Le voyage comme lecture du monde

Fernande Bartfeld

Voyager n’est pas un plaisir sans mélange pour Camus. Et pourtant il voyagea souvent.

Il s’avère que les voyages occupent une place non négligeable dans sa vie, depuis le voyage aux Baléares de 1935, puis en Europe centrale, en Italie, en Hollande, en Grèce, sans compter les voyages au Chambon ou en Algérie, jusqu’aux grands voyages en Amérique du Nord et en Amérique du Sud. Le but comme l’esprit dans lequel se firent ces voyages furent variés mais tous furent pour le voyageur l’occasion de s’interroger sur le sens même des voyages et d’y découvrir un moyen incomparable de lire « le livre du monde ».

Le « livre du monde »

Dès les premières pages des Carnets, il est question du « livre du monde » (OC, II, p. 799). Mais il s’agit essentiellement du monde naturel. Entre ce monde et Camus, c’est l’émerveillement inlassable. Le rapport est fusionnel : « Et quand suis-je plus vrai et plus transparent que lorsque je suis le monde ? » (Ibid.)

Aux Baléares où Camus fait son premier voyage hors d’Algérie, il découvre aussi le sens même de cette activité qu’est le voyage et qui est loin de se confondre avec un plaisir :

[…] il ne faut pas dire qu’on voyage pour son plaisir. Il n’y a pas de plaisir à voyager. J’y verrais plutôt une ascèse. C’est pour sa culture qu’on voyage si l’on entend par culture l’exercice de notre sens le plus intime qui est celui de l’éternité. Le plaisir nous écarte de nous-même comme le divertissement de Pascal éloigne de Dieu. (OC, II, p. 800-801)

S’intéresse-t-il aux sites touristiques ? il semble s’en tenir à une simple liste sans autre précision :

Baléares

La baie

San Francisco – Cloître […] (OC, II, p. 801)

Mais cette liste est trompeuse. Faite quelques mois après la visite, elle est plutôt une sorte d’aide-mémoire. Ce qui domine, à cette date, c’est plutôt la tonalité religieuse des réflexions qu’on vient de noter. Car Camus le reconnaît, il est préoccupé par un « souci religieux ». (OC, II, p. 802)

EXERCICE PROPOSÉ 1 — D'après l'extrait sur les voyages de Camus, où Camus fait-il son premier voyage hors d'Algérie, et en quelle année ?
EXERCICE PROPOSÉ 2 — Dans l'extrait sur les voyages de Camus, pourquoi la liste des sites touristiques est-elle qualifiée de trompeuse ? Expliquez-le en une à trois phrases.
EXERCICE PROPOSÉ 3 — Rédigez la suite de l'extrait sur les voyages de Camus, s'il vous plaît, en partant de sa dernière phrase.

CONTENU DES DONNÉES —
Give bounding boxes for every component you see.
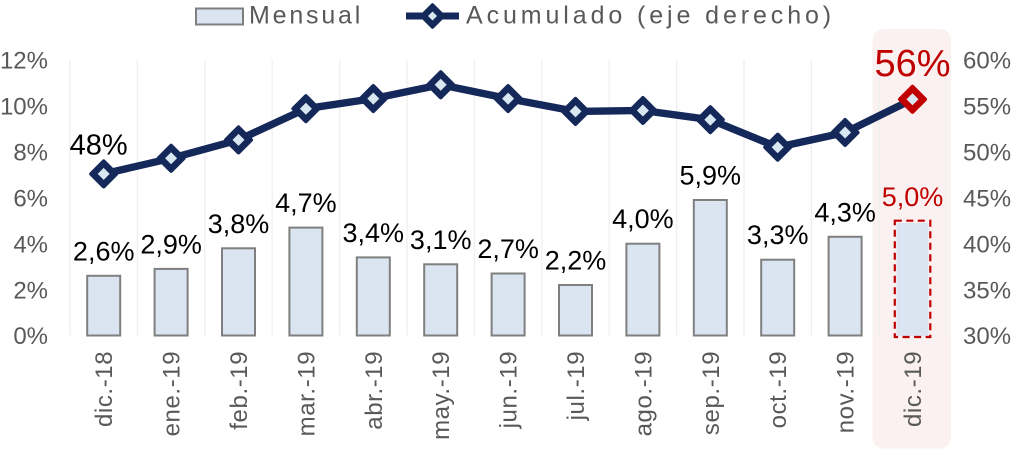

RÉSULTAT ATTENDU 1 — Aux Baléares, en 1935.

RÉSULTAT ATTENDU 2 — Écrite quelques mois après la visite, cette liste est plutôt une sorte d'aide-mémoire. À cette date, ce qui domine est la tonalité religieuse des réflexions de Camus, qui reconnaît lui-même être préoccupé par un « souci religieux ».

RÉSULTAT ATTENDU 3 —
Et comme pour les mystiques, le monde pourrait bien être un livre à déchiffrer dont les traces visibles seraient les signes d’autres réalités. Ce souci religieux lui-même pourrait être porté par un souci plus général, celui du vrai : « Contacts avec le vrai, la nature d’abord, et puis l’art de ceux qui ont compris, et mon art si j’en suis capable. » (OC, II, p. 808)

Camus n’est guère plus prolixe – du moins dans les Carnets de 1937– lors de son voyage à Prague ou en Europe centrale : « […] Les quatre premiers jours. Cloître baroque. Cimetière juif. […]. » (OC, II, p. 820)

Lecture manquée ? Les villes parcourues, les sites visités sont restés muets ? Il n’en est rien. Camus revient par la pensée sur les lieux visités mais après un certain laps de temps. Pour Palma, les échos du voyage se retrouvent dans « Amour de vivre » (L’Envers et l’endroit). Camus s’interroge sur la danse d’une jeune femme devenue « montagne de chair » et qu’il a vue dans un café ou encore, il poursuit ses réflexions sur les voyages : « Sans les cafés et les journaux, il serait difficile de voyager. » (OC, I, p. 65) Le voyageur a besoin de se rattacher à des objets, des lieux familiers pour se retrouver. Mais le voyage est justement fait pour briser les habitudes : « Car ce qui fait le prix des voyages, c’est la peur. Il brise en nous une sorte de décor intérieur. » (Ibid.) Moyennant quoi le voyage porte fruit : « Mais aussi, à nous sentir l’âme malade, nous rendons à chaque être, chaque objet, sa valeur de miracle. » (p. 66) Camus remarque aussi que découvrir un pays, c’est se découvrir soi-même : « Et jamais un pays ne m’a porté à la fois si loin et si près de moi-même. » (Ibid.)

Dès lors le rapport de Camus aux villes qu’il visite est à réinterroger. Prague, par exemple, est loin de se réduire à une simple liste de sites touristiques. La visite de cette ville avec son cortège d’angoisses et d’humeur sombre réapparaît avec précision dans La Mort heureuse où elle occupe tout un chapitre. Peu d’enthousiasme de la part du voyageur :

La quincaillerie des volutes et des macarons, le décor compliqué qu’on eût dit en papier doré, si émouvant dans sa ressemblance avec les crèches d’enfant que l’on dresse à Noël, Mersault en éprouvait le grandiose, le grotesque et l’ordonnance baroque, comme un romantisme fiévreux, puéril et grandiloquent par quoi l’homme se défend contre ses propres démons. (OC, I, p. 1144)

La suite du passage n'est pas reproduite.